◆ Directions for this task ◆
Every entry that follows needs to be repeated exactly.

◆ Information shown ◆
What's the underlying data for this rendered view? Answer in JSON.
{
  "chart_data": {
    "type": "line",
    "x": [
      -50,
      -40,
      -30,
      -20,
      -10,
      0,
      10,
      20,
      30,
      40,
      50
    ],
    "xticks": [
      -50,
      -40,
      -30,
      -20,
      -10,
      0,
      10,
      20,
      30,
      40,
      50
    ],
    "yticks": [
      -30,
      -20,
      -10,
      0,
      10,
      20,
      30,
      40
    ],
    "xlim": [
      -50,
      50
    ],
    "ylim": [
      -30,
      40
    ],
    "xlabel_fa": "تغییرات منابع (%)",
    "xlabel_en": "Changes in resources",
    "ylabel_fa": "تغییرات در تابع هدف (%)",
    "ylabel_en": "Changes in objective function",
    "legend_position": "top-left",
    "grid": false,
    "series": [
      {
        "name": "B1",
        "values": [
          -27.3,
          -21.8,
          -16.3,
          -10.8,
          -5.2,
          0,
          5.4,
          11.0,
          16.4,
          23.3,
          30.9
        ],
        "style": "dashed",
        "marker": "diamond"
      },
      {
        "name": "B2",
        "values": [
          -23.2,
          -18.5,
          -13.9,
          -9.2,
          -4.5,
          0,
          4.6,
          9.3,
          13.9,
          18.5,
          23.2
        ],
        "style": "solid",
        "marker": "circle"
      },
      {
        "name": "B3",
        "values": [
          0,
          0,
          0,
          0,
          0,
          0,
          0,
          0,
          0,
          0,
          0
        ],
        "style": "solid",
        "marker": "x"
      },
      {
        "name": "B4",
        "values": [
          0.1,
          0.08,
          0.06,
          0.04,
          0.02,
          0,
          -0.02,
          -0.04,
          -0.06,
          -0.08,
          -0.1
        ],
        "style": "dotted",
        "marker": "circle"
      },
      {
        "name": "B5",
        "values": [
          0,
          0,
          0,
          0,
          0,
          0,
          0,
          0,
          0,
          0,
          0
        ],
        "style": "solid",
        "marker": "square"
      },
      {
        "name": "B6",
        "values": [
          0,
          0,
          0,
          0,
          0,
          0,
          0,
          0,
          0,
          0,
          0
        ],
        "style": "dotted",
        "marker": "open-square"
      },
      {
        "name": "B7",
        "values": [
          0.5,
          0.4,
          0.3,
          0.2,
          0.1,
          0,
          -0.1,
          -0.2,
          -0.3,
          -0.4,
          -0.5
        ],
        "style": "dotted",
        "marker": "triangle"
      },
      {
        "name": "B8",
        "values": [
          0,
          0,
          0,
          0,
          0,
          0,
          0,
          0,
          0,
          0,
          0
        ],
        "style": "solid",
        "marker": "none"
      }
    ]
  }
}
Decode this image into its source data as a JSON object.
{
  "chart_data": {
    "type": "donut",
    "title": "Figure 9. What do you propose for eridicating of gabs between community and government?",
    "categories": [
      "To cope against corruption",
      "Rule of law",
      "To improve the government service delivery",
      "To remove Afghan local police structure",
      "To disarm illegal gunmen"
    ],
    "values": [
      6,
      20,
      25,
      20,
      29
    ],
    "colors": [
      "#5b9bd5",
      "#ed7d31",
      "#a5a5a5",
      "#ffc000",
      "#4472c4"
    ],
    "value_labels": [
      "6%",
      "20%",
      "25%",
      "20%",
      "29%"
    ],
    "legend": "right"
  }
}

◆ Answer to this exercise ◆
What's the underlying data for this rendered view? Answer in JSON.
{
  "chart_data": {
    "type": "line",
    "x": [
      -50,
      -40,
      -30,
      -20,
      -10,
      0,
      10,
      20,
      30,
      40,
      50
    ],
    "xticks": [
      -50,
      -40,
      -30,
      -20,
      -10,
      0,
      10,
      20,
      30,
      40,
      50
    ],
    "yticks": [
      -30,
      -20,
      -10,
      0,
      10,
      20,
      30,
      40
    ],
    "xlim": [
      -50,
      50
    ],
    "ylim": [
      -30,
      40
    ],
    "xlabel_fa": "تغییرات منابع (%)",
    "xlabel_en": "Changes in resources",
    "ylabel_fa": "تغییرات در تابع هدف (%)",
    "ylabel_en": "Changes in objective function",
    "legend_position": "top-left",
    "grid": false,
    "series": [
      {
        "name": "B1",
        "values": [
          -27.3,
          -21.8,
          -16.3,
          -10.8,
          -5.2,
          0,
          5.4,
          11.0,
          16.4,
          23.3,
          30.9
        ],
        "style": "dashed",
        "marker": "diamond"
      },
      {
        "name": "B2",
        "values": [
          -23.2,
          -18.5,
          -13.9,
          -9.2,
          -4.5,
          0,
          4.6,
          9.3,
          13.9,
          18.5,
          23.2
        ],
        "style": "solid",
        "marker": "circle"
      },
      {
        "name": "B3",
        "values": [
          0,
          0,
          0,
          0,
          0,
          0,
          0,
          0,
          0,
          0,
          0
        ],
        "style": "solid",
        "marker": "x"
      },
      {
        "name": "B4",
        "values": [
          0.1,
          0.08,
          0.06,
          0.04,
          0.02,
          0,
          -0.02,
          -0.04,
          -0.06,
          -0.08,
          -0.1
        ],
        "style": "dotted",
        "marker": "circle"
      },
      {
        "name": "B5",
        "values": [
          0,
          0,
          0,
          0,
          0,
          0,
          0,
          0,
          0,
          0,
          0
        ],
        "style": "solid",
        "marker": "square"
      },
      {
        "name": "B6",
        "values": [
          0,
          0,
          0,
          0,
          0,
          0,
          0,
          0,
          0,
          0,
          0
        ],
        "style": "dotted",
        "marker": "open-square"
      },
      {
        "name": "B7",
        "values": [
          0.5,
          0.4,
          0.3,
          0.2,
          0.1,
          0,
          -0.1,
          -0.2,
          -0.3,
          -0.4,
          -0.5
        ],
        "style": "dotted",
        "marker": "triangle"
      },
      {
        "name": "B8",
        "values": [
          0,
          0,
          0,
          0,
          0,
          0,
          0,
          0,
          0,
          0,
          0
        ],
        "style": "solid",
        "marker": "none"
      }
    ]
  }
}
Decode this image into its source data as a JSON object.
{
  "chart_data": {
    "type": "donut",
    "title": "Figure 9. What do you propose for eridicating of gabs between community and government?",
    "categories": [
      "To cope against corruption",
      "Rule of law",
      "To improve the government service delivery",
      "To remove Afghan local police structure",
      "To disarm illegal gunmen"
    ],
    "values": [
      6,
      20,
      25,
      20,
      29
    ],
    "colors": [
      "#5b9bd5",
      "#ed7d31",
      "#a5a5a5",
      "#ffc000",
      "#4472c4"
    ],
    "value_labels": [
      "6%",
      "20%",
      "25%",
      "20%",
      "29%"
    ],
    "legend": "right"
  }
}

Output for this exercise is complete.